(EXERCISE MATERIAL):
────────────────────
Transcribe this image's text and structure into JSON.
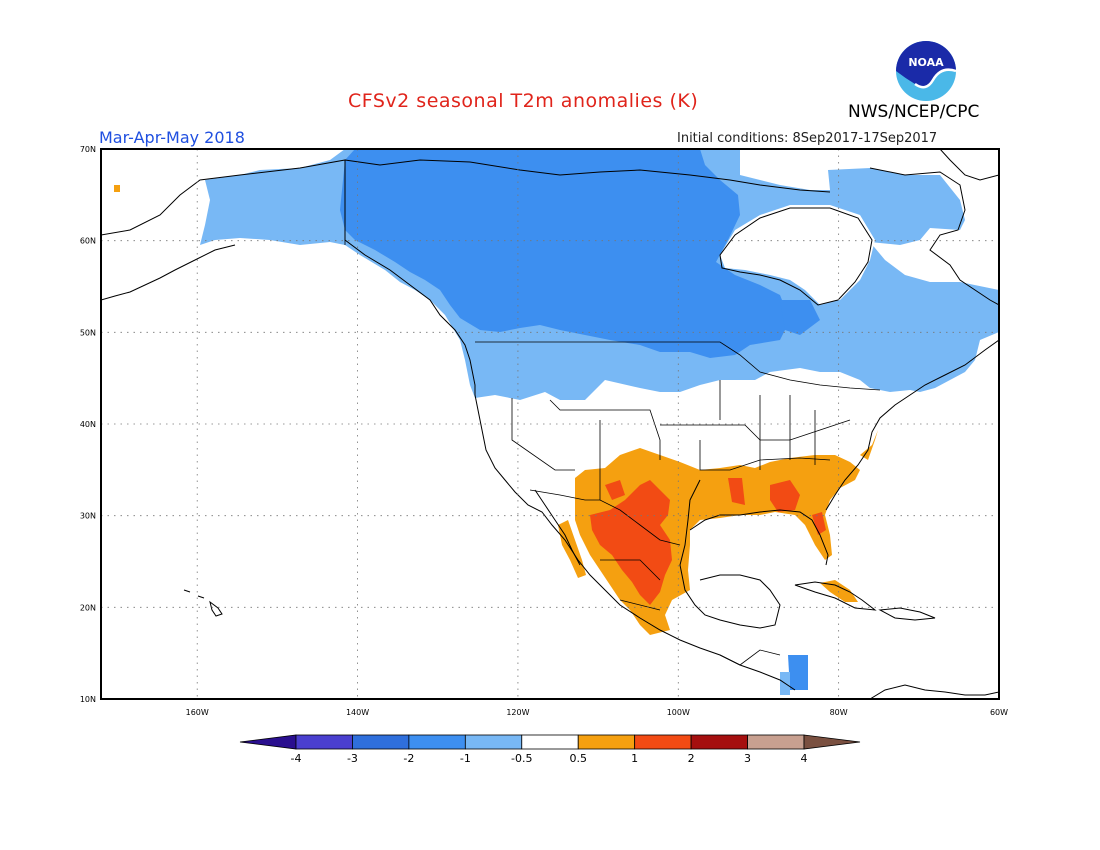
{
  "header": {
    "title": "CFSv2 seasonal T2m anomalies (K)",
    "agency": "NWS/NCEP/CPC",
    "period": "Mar-Apr-May 2018",
    "initial_conditions": "Initial conditions: 8Sep2017-17Sep2017"
  },
  "logo": {
    "name": "noaa-logo",
    "text": "NOAA"
  },
  "map": {
    "projection": "cylindrical",
    "lon_range": [
      -172,
      -60
    ],
    "lat_range": [
      10,
      70
    ],
    "grid_dotted": true,
    "lat_ticks": [
      {
        "value": 10,
        "label": "10N"
      },
      {
        "value": 20,
        "label": "20N"
      },
      {
        "value": 30,
        "label": "30N"
      },
      {
        "value": 40,
        "label": "40N"
      },
      {
        "value": 50,
        "label": "50N"
      },
      {
        "value": 60,
        "label": "60N"
      },
      {
        "value": 70,
        "label": "70N"
      }
    ],
    "lon_ticks": [
      {
        "value": -160,
        "label": "160W"
      },
      {
        "value": -140,
        "label": "140W"
      },
      {
        "value": -120,
        "label": "120W"
      },
      {
        "value": -100,
        "label": "100W"
      },
      {
        "value": -80,
        "label": "80W"
      },
      {
        "value": -60,
        "label": "60W"
      }
    ]
  },
  "colorbar": {
    "colors": [
      "#2a0f8f",
      "#4a3fcf",
      "#2f6fdc",
      "#3d8ff0",
      "#78b8f5",
      "#ffffff",
      "#f5a010",
      "#f24b14",
      "#a50f0f",
      "#c8a090",
      "#7a5040"
    ],
    "tick_labels": [
      "-4",
      "-3",
      "-2",
      "-1",
      "-0.5",
      "0.5",
      "1",
      "2",
      "3",
      "4"
    ]
  }
}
────────────────────
(GIVEN REQUEST):
Every record above should come back exactly, but without its pictures.

(RESPONSE TO THIS EXERCISE):
Transcribe this image's text and structure into JSON.
{
  "header": {
    "title": "CFSv2 seasonal T2m anomalies (K)",
    "agency": "NWS/NCEP/CPC",
    "period": "Mar-Apr-May 2018",
    "initial_conditions": "Initial conditions: 8Sep2017-17Sep2017"
  },
  "logo": {
    "name": "noaa-logo",
    "text": "NOAA"
  },
  "map": {
    "projection": "cylindrical",
    "lon_range": [
      -172,
      -60
    ],
    "lat_range": [
      10,
      70
    ],
    "grid_dotted": true,
    "lat_ticks": [
      {
        "value": 10,
        "label": "10N"
      },
      {
        "value": 20,
        "label": "20N"
      },
      {
        "value": 30,
        "label": "30N"
      },
      {
        "value": 40,
        "label": "40N"
      },
      {
        "value": 50,
        "label": "50N"
      },
      {
        "value": 60,
        "label": "60N"
      },
      {
        "value": 70,
        "label": "70N"
      }
    ],
    "lon_ticks": [
      {
        "value": -160,
        "label": "160W"
      },
      {
        "value": -140,
        "label": "140W"
      },
      {
        "value": -120,
        "label": "120W"
      },
      {
        "value": -100,
        "label": "100W"
      },
      {
        "value": -80,
        "label": "80W"
      },
      {
        "value": -60,
        "label": "60W"
      }
    ]
  },
  "colorbar": {
    "colors": [
      "#2a0f8f",
      "#4a3fcf",
      "#2f6fdc",
      "#3d8ff0",
      "#78b8f5",
      "#ffffff",
      "#f5a010",
      "#f24b14",
      "#a50f0f",
      "#c8a090",
      "#7a5040"
    ],
    "tick_labels": [
      "-4",
      "-3",
      "-2",
      "-1",
      "-0.5",
      "0.5",
      "1",
      "2",
      "3",
      "4"
    ]
  }
}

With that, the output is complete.